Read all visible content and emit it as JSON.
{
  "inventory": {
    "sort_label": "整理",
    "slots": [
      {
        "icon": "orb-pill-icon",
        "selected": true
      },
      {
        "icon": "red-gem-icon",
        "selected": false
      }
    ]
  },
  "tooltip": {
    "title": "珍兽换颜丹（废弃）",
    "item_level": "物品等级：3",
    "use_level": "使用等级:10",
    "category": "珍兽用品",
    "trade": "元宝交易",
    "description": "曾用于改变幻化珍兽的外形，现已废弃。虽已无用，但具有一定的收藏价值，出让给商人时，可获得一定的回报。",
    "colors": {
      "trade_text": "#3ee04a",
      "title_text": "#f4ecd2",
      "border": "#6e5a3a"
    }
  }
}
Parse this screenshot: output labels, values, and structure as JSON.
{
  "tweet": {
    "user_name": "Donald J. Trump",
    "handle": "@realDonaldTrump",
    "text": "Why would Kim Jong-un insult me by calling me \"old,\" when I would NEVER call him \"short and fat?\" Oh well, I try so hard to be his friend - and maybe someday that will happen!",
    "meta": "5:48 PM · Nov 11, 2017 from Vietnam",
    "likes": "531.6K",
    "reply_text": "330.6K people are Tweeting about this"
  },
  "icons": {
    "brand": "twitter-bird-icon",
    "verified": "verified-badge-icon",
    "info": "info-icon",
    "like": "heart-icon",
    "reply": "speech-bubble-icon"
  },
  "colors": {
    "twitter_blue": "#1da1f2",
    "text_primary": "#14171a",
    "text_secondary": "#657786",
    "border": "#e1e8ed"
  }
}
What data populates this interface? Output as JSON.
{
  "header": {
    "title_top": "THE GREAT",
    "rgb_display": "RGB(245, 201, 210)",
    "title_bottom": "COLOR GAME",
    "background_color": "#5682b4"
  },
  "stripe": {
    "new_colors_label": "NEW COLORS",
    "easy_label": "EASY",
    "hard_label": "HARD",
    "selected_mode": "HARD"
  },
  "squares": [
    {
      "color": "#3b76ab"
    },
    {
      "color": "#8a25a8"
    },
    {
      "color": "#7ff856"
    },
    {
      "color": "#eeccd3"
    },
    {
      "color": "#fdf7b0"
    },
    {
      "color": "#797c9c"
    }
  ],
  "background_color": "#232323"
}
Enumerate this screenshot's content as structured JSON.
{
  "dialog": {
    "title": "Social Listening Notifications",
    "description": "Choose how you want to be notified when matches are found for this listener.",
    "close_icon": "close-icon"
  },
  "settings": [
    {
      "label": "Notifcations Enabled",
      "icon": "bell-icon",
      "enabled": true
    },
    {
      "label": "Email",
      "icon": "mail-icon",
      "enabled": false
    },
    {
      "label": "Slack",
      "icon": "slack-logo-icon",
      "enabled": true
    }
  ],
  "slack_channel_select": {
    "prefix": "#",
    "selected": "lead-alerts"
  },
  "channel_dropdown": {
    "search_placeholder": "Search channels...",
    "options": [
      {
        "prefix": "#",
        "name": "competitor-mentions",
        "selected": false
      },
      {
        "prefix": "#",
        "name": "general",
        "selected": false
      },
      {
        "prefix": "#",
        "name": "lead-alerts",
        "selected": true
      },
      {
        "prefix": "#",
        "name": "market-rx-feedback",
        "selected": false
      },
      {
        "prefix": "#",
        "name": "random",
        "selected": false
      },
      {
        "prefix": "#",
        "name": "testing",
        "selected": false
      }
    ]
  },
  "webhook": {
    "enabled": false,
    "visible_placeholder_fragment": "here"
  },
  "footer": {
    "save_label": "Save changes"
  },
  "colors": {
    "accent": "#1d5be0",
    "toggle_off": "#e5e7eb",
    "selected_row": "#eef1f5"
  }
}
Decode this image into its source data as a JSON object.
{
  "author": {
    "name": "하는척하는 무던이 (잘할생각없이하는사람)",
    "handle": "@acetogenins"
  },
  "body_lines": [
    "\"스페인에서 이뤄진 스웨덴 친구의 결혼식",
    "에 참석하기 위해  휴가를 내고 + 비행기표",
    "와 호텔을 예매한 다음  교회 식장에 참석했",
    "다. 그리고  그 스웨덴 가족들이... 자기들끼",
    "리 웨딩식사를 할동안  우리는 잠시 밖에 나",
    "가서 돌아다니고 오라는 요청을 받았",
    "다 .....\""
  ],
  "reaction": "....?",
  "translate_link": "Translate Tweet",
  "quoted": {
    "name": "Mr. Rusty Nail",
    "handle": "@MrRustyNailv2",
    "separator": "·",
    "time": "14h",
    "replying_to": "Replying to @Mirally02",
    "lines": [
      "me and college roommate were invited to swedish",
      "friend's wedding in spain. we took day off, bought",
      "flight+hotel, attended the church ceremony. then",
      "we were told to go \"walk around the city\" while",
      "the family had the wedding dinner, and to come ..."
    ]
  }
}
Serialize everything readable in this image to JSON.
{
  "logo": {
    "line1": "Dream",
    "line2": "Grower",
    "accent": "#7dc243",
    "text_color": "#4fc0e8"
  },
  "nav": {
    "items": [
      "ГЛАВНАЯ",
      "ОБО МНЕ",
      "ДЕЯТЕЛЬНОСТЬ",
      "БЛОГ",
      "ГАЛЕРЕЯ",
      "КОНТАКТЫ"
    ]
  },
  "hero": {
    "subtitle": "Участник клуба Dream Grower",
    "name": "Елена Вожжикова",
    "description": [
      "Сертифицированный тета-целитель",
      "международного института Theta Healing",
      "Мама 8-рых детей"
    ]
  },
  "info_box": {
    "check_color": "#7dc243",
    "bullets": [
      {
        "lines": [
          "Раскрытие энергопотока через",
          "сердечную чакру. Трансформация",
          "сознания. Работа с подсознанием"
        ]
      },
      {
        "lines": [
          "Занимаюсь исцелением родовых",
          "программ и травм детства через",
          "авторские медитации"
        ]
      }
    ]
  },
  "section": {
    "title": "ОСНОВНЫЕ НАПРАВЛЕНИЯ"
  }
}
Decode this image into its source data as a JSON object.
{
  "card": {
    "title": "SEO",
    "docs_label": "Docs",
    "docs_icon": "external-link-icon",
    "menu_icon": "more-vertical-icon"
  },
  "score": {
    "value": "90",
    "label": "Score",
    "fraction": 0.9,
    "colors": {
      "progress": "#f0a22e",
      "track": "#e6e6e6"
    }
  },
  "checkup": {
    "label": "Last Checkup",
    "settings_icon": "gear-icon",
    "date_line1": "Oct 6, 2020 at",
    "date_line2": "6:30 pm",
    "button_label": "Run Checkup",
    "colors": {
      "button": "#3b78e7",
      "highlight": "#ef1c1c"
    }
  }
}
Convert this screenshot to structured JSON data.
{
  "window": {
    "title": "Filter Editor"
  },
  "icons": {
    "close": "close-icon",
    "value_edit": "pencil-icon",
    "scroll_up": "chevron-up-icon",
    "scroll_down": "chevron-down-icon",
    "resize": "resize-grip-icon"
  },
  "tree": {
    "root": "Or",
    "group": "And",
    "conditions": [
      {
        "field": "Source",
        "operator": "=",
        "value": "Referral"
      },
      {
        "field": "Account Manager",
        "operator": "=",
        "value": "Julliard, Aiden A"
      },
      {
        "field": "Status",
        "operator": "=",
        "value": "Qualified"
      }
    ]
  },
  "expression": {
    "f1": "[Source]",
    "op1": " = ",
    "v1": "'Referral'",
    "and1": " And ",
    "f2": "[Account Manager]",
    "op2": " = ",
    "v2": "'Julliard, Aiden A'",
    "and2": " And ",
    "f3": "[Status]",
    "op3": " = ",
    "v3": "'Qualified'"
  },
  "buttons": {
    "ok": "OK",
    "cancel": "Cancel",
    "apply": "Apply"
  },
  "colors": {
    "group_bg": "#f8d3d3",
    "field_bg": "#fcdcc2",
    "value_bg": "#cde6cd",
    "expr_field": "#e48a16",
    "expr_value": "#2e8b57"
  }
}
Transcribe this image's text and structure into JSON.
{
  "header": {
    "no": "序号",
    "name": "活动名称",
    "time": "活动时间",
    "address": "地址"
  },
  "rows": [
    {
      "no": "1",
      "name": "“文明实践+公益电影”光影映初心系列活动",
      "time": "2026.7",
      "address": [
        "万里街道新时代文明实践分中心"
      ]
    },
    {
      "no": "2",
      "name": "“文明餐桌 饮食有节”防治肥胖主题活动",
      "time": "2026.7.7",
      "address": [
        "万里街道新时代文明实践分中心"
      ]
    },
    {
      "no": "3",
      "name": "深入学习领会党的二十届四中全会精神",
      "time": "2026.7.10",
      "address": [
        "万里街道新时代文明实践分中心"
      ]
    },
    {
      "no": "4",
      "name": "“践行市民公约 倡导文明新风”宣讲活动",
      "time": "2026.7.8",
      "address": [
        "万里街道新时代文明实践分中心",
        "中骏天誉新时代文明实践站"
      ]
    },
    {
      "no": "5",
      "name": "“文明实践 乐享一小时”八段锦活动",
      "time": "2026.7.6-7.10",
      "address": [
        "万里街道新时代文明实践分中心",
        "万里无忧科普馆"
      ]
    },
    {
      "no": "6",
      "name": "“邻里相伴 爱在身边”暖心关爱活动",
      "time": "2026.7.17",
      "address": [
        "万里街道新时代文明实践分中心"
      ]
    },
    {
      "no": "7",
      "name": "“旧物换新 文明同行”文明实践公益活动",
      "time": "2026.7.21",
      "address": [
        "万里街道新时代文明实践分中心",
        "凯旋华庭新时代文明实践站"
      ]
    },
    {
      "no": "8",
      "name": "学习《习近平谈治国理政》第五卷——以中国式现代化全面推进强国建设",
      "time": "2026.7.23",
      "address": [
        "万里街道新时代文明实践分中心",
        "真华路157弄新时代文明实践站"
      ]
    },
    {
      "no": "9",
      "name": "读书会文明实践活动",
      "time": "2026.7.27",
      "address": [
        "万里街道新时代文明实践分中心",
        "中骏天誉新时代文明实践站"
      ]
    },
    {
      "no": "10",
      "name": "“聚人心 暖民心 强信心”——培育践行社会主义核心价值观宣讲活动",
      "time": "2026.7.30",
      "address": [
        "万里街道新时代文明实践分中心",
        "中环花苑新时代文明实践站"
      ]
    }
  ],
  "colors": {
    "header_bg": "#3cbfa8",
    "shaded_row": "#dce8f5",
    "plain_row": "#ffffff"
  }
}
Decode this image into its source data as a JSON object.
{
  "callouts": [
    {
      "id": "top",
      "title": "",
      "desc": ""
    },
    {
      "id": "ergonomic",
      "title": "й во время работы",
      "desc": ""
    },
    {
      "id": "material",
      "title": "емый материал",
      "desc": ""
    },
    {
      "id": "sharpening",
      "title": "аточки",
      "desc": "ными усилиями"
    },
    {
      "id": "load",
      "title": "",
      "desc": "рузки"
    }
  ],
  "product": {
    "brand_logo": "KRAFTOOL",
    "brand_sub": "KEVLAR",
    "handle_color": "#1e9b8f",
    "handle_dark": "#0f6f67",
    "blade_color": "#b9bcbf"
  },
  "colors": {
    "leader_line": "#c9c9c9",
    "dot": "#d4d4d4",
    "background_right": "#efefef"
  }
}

* * * * * * * * *

--- Do this ---
From the data above, show each line that contains "when".

--- Reply ---
    "text": "Why would Kim Jong-un insult me by calling me \"old,\" when I would NEVER call him \"short and fat?\" Oh well, I try so hard to be his friend - and maybe someday that will happen!",
    "description": "Choose how you want to be notified when matches are found for this listener.",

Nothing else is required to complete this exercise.